DIRECTIONS FOR THIS TASK: Could you reproduce, word for word, the part of the Carrols Restaurant Group text below starting with "The original Carrols" and going on through "was renamed Hesburger."?

Carrols Restaurant Group is an American franchisee company and is the largest Burger King franchisee in the world; Carrols owns and operates over 1,000+ Burger Kings, and 55 Popeyes restaurants. The company has operated Burger Kings since 1976 in locations across 23 U.S. states. 
The company formerly owned the restaurant chains Pollo Tropical, Taco Cabana, and Carrols.
The original Carrols chain ceased operations in the United States in the mid-1970s. The last unaffiliated Carrols Restaurants existed in Finland. The chain was eventually bought out by another Finnish fast-food chain, Hesburger. In 2012, Hesburger announced that the brand Carrols would be discontinued, and on the 29th of May, 2012, the last Carrols (in Oulunkylä) was renamed Hesburger.

History
An offshoot of the Tastee-Freez company, Carrols was named after the Tastee-Freez co-owner Leo Marantz's daughter, Carol.

Herb Slotnick bought the franchise rights for the New York area and started opening restaurants in the Syracuse, New York, area in the early 1960s. They expanded over the years throughout New York State. During the 1960s, a yellow slug character served as Carrols' first mascot, replaced in 1974 by a young blonde boy wearing a tweed suit and a Fedora hat.

DATA EXTRACTS:
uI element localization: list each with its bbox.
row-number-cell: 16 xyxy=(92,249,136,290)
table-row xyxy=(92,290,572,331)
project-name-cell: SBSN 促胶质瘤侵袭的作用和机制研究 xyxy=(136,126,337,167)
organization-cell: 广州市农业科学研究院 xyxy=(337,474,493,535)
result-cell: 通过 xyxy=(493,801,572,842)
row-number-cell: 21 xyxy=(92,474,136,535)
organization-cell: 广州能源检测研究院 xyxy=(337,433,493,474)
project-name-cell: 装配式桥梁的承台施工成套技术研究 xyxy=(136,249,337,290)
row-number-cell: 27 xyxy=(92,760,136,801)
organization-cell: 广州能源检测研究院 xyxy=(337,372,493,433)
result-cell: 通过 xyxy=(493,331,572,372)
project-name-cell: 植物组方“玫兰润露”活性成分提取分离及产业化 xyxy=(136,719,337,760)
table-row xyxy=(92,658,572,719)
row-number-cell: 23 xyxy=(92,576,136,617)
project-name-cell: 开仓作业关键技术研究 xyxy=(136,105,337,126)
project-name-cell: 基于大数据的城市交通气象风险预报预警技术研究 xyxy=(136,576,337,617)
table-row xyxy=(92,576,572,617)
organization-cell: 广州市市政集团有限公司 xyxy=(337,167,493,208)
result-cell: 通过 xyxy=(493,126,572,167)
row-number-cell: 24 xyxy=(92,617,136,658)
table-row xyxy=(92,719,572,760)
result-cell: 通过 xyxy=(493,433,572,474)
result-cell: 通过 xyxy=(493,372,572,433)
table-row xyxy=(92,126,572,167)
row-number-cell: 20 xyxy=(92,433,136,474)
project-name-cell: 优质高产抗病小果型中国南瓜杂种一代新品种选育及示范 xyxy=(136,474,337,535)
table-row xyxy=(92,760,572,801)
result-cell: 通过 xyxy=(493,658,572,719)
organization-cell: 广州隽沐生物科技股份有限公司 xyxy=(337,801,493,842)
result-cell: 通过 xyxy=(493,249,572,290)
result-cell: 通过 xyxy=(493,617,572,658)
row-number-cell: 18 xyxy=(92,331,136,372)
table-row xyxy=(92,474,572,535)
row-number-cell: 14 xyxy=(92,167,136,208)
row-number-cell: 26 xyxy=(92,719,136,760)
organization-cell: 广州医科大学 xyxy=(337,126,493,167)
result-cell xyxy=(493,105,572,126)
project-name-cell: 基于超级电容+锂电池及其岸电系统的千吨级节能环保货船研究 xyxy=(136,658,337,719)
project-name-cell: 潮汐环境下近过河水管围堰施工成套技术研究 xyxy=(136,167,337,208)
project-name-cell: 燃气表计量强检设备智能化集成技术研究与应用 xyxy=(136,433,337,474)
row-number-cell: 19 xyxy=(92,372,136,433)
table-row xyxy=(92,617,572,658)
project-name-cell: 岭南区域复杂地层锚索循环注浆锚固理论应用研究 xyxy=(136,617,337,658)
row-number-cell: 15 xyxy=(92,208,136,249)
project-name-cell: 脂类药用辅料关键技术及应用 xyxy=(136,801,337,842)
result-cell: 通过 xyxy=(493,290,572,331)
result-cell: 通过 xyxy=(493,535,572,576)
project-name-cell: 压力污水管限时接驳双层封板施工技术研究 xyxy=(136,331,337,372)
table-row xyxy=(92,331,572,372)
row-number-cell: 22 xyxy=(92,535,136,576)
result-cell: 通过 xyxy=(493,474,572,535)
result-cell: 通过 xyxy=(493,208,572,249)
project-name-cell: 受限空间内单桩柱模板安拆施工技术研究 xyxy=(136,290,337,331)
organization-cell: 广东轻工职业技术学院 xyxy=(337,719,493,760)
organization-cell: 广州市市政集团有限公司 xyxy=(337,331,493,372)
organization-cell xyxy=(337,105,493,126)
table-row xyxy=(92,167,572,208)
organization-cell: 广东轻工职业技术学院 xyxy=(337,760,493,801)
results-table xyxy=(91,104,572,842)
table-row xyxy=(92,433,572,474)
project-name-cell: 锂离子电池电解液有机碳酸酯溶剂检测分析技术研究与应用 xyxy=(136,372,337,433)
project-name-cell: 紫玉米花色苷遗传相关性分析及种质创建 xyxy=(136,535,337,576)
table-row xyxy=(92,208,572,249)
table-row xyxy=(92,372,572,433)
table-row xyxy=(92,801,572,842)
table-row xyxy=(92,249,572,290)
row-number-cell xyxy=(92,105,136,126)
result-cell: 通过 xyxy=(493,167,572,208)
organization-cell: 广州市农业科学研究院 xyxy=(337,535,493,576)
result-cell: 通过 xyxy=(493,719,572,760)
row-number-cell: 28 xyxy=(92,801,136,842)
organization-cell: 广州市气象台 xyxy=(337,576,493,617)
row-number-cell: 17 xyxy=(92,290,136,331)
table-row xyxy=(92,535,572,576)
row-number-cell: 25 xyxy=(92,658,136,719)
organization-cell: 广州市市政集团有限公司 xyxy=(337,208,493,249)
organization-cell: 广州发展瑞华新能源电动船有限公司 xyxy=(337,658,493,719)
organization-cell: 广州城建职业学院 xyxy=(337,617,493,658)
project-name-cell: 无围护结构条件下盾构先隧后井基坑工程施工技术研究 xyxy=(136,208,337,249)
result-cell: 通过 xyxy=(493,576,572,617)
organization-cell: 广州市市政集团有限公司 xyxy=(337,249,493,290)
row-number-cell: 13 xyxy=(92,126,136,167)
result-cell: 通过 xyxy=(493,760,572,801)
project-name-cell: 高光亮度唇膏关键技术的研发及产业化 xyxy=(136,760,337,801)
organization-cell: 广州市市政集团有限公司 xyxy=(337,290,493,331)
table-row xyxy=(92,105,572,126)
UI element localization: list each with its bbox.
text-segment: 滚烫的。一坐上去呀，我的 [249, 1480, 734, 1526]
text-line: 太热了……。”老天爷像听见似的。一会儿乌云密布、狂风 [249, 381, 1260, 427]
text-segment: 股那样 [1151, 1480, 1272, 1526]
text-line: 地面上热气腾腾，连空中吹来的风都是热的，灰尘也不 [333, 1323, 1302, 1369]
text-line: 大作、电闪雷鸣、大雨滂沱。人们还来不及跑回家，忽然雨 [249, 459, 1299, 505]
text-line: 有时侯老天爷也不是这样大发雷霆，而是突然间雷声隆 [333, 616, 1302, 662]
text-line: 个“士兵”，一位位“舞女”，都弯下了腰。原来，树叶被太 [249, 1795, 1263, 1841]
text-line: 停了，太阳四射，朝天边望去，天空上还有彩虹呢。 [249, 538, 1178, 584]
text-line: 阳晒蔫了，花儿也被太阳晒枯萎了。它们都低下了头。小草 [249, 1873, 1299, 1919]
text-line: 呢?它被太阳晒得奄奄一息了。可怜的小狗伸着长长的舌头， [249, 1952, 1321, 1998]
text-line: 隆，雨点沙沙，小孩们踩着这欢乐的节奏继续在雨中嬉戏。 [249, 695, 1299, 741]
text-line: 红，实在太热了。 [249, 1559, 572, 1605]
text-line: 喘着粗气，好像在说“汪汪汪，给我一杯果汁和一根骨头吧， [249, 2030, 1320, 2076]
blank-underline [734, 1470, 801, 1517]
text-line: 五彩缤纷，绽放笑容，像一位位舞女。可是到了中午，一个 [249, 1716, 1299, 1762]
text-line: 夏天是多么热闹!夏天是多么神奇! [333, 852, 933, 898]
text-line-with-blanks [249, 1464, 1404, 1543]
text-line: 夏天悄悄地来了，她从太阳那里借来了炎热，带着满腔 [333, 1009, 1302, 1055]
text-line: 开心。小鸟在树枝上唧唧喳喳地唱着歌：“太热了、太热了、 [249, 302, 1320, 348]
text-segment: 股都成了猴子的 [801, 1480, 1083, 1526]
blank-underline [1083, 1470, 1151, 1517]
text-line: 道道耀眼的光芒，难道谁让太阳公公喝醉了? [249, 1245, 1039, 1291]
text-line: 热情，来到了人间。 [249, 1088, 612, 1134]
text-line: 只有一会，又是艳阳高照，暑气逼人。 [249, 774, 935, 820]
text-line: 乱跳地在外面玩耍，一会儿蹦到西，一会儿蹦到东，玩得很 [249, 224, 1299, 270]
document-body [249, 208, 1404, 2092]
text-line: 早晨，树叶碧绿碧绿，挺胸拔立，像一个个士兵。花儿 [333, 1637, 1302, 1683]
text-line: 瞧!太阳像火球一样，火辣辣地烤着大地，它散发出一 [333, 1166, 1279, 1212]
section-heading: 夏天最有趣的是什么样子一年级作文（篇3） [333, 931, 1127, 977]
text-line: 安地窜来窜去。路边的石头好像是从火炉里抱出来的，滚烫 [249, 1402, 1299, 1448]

WRITTEN RESPONSE:
The original Carrols chain ceased operations in the United States in the mid-1970s. The last unaffiliated Carrols Restaurants existed in Finland. The chain was eventually bought out by another Finnish fast-food chain, Hesburger. In 2012, Hesburger announced that the brand Carrols would be discontinued, and on the 29th of May, 2012, the last Carrols (in Oulunkylä) was renamed Hesburger.